Figure dataset records
[BEGIN]
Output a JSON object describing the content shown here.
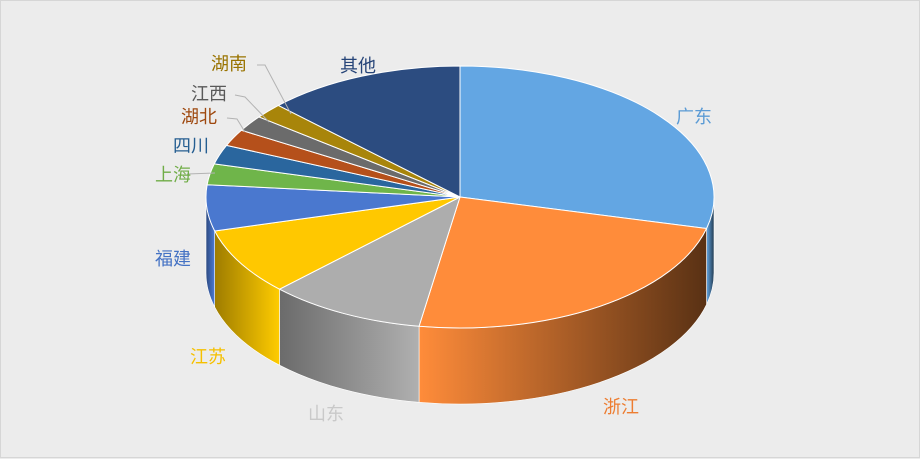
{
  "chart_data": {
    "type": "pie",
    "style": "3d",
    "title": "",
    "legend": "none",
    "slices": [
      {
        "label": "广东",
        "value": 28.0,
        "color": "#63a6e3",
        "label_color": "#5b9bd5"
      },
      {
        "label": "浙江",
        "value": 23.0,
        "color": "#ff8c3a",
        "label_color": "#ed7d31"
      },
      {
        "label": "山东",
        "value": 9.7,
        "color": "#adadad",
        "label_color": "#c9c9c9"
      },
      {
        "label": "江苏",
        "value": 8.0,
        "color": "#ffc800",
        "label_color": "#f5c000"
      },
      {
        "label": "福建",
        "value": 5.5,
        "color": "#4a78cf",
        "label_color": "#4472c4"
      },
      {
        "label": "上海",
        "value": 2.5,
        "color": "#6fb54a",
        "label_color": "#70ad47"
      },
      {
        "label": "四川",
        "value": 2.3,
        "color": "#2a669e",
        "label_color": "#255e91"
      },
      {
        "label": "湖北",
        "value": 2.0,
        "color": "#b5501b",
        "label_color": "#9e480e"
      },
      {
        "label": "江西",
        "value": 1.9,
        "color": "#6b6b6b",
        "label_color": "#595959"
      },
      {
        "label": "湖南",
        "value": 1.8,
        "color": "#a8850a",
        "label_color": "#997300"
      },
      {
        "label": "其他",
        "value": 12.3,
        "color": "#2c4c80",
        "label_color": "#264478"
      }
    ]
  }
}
[END]
Copy out the lines in which the string "value" appears.

        "value": 28.0,
        "value": 23.0,
        "value": 9.7,
        "value": 8.0,
        "value": 5.5,
        "value": 2.5,
        "value": 2.3,
        "value": 2.0,
        "value": 1.9,
        "value": 1.8,
        "value": 12.3,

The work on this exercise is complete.